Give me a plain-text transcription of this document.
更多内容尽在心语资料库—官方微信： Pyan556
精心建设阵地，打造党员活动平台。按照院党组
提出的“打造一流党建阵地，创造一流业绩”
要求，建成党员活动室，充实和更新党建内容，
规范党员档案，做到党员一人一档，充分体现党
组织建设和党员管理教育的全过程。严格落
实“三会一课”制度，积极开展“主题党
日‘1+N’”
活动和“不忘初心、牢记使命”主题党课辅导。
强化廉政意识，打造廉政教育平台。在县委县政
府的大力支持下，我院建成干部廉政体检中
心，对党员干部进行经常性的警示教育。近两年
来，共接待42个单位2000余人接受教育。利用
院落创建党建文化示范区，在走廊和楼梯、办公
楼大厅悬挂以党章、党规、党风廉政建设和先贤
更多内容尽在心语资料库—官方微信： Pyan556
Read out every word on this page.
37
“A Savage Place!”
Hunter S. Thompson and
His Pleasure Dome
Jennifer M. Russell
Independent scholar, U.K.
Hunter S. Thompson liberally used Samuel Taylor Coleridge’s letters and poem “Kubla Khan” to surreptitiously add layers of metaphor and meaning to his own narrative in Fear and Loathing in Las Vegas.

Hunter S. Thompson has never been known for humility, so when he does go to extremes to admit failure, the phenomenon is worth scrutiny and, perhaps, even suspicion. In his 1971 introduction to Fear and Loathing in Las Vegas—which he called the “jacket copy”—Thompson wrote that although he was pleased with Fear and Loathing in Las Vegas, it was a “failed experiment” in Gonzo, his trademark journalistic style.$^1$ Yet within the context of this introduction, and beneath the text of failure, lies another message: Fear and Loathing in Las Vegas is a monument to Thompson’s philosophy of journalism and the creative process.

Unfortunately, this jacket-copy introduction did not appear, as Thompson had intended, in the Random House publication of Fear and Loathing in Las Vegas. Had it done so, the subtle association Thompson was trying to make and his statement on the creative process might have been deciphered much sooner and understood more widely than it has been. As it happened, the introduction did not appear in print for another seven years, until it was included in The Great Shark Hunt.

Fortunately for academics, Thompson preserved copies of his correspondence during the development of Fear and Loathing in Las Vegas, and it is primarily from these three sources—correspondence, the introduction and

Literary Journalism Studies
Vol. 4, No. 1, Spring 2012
--
**EXERCISE**
Extract every record. Keep wording exact.

**TASK RESULT**
Give me a plain-text transcription of this document.
更多内容尽在心语资料库—官方微信： Pyan556
精心建设阵地，打造党员活动平台。按照院党组
提出的“打造一流党建阵地，创造一流业绩”
要求，建成党员活动室，充实和更新党建内容，
规范党员档案，做到党员一人一档，充分体现党
组织建设和党员管理教育的全过程。严格落
实“三会一课”制度，积极开展“主题党
日‘1+N’”
活动和“不忘初心、牢记使命”主题党课辅导。
强化廉政意识，打造廉政教育平台。在县委县政
府的大力支持下，我院建成干部廉政体检中
心，对党员干部进行经常性的警示教育。近两年
来，共接待42个单位2000余人接受教育。利用
院落创建党建文化示范区，在走廊和楼梯、办公
楼大厅悬挂以党章、党规、党风廉政建设和先贤
更多内容尽在心语资料库—官方微信： Pyan556
Read out every word on this page.
37
“A Savage Place!”
Hunter S. Thompson and
His Pleasure Dome
Jennifer M. Russell
Independent scholar, U.K.
Hunter S. Thompson liberally used Samuel Taylor Coleridge’s letters and poem “Kubla Khan” to surreptitiously add layers of metaphor and meaning to his own narrative in Fear and Loathing in Las Vegas.

Hunter S. Thompson has never been known for humility, so when he does go to extremes to admit failure, the phenomenon is worth scrutiny and, perhaps, even suspicion. In his 1971 introduction to Fear and Loathing in Las Vegas—which he called the “jacket copy”—Thompson wrote that although he was pleased with Fear and Loathing in Las Vegas, it was a “failed experiment” in Gonzo, his trademark journalistic style.$^1$ Yet within the context of this introduction, and beneath the text of failure, lies another message: Fear and Loathing in Las Vegas is a monument to Thompson’s philosophy of journalism and the creative process.

Unfortunately, this jacket-copy introduction did not appear, as Thompson had intended, in the Random House publication of Fear and Loathing in Las Vegas. Had it done so, the subtle association Thompson was trying to make and his statement on the creative process might have been deciphered much sooner and understood more widely than it has been. As it happened, the introduction did not appear in print for another seven years, until it was included in The Great Shark Hunt.

Fortunately for academics, Thompson preserved copies of his correspondence during the development of Fear and Loathing in Las Vegas, and it is primarily from these three sources—correspondence, the introduction and

Literary Journalism Studies
Vol. 4, No. 1, Spring 2012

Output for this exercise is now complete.